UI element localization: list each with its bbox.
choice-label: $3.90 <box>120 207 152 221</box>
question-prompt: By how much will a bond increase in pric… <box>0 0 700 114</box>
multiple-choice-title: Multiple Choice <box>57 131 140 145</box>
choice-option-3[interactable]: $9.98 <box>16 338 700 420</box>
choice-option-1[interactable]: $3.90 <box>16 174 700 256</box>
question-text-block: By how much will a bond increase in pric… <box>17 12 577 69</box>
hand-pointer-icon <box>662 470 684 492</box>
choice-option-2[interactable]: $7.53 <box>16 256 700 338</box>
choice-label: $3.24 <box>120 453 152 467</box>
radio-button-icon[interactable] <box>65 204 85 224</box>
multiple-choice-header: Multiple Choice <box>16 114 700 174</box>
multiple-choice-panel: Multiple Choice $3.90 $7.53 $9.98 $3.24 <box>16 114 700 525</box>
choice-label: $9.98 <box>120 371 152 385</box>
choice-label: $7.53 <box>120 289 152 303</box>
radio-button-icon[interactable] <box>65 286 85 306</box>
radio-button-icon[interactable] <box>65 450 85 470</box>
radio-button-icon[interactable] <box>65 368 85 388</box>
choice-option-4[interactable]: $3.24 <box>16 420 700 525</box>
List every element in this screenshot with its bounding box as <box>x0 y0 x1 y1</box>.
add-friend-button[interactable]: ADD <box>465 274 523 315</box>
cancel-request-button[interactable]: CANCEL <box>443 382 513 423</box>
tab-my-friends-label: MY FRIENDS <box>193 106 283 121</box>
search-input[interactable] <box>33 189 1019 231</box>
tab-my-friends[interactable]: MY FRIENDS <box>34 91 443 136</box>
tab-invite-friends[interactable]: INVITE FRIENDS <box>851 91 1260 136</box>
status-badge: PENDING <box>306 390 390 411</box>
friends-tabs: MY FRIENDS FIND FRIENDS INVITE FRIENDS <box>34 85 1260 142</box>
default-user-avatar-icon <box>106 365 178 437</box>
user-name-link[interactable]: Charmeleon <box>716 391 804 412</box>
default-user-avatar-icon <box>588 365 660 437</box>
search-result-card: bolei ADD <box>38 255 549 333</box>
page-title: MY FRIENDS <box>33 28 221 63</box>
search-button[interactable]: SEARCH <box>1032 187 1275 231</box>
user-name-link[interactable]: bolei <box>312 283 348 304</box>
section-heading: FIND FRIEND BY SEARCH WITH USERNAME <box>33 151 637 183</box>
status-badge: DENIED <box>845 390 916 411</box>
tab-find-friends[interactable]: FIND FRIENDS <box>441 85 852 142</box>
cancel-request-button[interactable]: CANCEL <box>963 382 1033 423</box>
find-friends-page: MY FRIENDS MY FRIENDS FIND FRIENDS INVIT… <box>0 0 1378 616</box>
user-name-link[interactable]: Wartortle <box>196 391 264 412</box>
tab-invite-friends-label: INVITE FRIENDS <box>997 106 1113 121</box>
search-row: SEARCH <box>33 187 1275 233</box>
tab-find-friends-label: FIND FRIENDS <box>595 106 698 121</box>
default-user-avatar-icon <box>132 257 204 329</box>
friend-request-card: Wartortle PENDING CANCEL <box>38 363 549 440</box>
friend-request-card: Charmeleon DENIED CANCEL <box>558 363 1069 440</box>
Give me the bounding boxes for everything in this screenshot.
§ §
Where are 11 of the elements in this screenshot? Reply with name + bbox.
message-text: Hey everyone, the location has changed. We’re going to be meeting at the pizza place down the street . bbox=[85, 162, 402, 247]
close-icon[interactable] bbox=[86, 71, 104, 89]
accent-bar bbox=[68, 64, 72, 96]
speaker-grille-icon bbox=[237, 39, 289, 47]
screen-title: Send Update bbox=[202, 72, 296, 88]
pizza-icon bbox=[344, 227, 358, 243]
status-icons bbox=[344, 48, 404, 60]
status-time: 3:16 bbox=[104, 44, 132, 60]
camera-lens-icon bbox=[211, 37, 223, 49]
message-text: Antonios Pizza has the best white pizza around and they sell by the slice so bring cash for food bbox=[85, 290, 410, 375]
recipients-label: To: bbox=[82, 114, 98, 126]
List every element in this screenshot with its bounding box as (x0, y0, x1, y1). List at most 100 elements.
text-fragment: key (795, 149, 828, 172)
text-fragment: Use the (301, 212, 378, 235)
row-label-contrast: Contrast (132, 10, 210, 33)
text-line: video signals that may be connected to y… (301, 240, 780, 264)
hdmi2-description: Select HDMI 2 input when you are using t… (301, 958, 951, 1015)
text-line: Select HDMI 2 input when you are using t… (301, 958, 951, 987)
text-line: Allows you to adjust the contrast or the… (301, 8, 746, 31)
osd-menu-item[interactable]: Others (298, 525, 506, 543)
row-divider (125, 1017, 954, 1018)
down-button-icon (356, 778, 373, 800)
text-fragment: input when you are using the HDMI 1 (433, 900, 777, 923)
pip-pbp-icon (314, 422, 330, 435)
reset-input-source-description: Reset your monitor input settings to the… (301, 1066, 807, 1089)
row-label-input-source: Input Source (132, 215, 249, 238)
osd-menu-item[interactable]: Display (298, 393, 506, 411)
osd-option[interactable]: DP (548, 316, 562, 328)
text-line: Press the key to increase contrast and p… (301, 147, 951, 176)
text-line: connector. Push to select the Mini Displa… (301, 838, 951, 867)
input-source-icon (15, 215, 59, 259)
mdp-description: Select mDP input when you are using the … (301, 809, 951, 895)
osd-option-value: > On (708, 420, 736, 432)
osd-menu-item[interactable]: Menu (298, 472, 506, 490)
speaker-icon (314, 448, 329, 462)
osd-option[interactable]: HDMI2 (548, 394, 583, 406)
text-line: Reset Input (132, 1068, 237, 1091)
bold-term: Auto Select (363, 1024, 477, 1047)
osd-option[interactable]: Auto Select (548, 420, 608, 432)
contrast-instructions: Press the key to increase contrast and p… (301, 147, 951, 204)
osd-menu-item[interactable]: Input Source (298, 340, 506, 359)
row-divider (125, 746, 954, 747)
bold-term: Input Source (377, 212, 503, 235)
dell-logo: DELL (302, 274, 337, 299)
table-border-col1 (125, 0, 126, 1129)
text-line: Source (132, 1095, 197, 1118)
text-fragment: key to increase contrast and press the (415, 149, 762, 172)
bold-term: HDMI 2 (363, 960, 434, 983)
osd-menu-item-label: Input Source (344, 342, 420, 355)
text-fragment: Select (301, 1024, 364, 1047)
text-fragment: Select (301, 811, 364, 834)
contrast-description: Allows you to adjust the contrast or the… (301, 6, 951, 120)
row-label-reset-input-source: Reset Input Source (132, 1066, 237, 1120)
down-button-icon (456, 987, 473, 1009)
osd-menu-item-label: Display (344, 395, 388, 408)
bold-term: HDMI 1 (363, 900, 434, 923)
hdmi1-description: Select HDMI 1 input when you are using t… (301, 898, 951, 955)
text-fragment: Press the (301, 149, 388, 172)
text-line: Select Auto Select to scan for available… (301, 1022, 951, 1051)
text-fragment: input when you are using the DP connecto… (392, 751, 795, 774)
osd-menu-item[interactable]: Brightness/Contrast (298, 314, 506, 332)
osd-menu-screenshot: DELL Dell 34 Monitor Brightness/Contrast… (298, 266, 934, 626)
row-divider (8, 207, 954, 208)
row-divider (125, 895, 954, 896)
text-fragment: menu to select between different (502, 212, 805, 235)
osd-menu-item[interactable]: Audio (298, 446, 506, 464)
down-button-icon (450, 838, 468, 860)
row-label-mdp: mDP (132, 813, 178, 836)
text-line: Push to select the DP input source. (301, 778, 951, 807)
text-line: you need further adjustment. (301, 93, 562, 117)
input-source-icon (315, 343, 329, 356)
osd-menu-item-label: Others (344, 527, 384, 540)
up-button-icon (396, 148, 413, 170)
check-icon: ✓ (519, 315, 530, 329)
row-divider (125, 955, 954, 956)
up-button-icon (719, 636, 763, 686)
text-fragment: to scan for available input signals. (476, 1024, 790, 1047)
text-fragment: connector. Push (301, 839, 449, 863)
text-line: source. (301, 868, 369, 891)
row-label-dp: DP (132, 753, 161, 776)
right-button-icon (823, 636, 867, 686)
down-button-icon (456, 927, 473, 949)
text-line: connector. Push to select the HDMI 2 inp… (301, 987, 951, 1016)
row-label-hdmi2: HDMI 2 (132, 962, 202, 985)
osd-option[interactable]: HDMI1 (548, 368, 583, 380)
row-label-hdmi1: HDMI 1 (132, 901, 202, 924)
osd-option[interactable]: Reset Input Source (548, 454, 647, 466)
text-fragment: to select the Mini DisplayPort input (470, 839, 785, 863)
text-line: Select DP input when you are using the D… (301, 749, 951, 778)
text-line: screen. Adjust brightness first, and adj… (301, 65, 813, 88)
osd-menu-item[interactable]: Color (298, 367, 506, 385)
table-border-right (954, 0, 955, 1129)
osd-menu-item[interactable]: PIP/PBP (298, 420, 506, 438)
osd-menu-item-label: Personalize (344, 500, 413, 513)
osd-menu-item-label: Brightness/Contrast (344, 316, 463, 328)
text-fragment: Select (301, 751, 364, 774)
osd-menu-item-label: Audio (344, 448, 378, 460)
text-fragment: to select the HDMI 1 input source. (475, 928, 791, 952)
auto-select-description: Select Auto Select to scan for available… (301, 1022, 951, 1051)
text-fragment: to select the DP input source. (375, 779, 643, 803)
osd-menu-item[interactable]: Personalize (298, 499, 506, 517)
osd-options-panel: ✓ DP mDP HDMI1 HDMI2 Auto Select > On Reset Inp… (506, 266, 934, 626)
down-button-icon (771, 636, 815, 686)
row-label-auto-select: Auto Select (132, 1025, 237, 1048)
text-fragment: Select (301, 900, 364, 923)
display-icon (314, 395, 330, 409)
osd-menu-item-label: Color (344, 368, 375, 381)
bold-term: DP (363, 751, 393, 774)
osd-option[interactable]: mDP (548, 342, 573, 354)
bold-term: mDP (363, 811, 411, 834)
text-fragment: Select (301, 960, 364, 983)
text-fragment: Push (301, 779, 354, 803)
§ §
Copy out the rows from the one containing "Where are 11" through the one containing "screen-title: Send Update", swapping "accent-bar" for "highlight-bar" and leaving everything else unchanged.

Where are 11 of the elements in this screenshot? Reply with name + bbox.
message-text: Hey everyone, the location has changed. We’re going to be meeting at the pizza place down the street . bbox=[85, 162, 402, 247]
close-icon[interactable] bbox=[86, 71, 104, 89]
highlight-bar bbox=[68, 64, 72, 96]
speaker-grille-icon bbox=[237, 39, 289, 47]
screen-title: Send Update bbox=[202, 72, 296, 88]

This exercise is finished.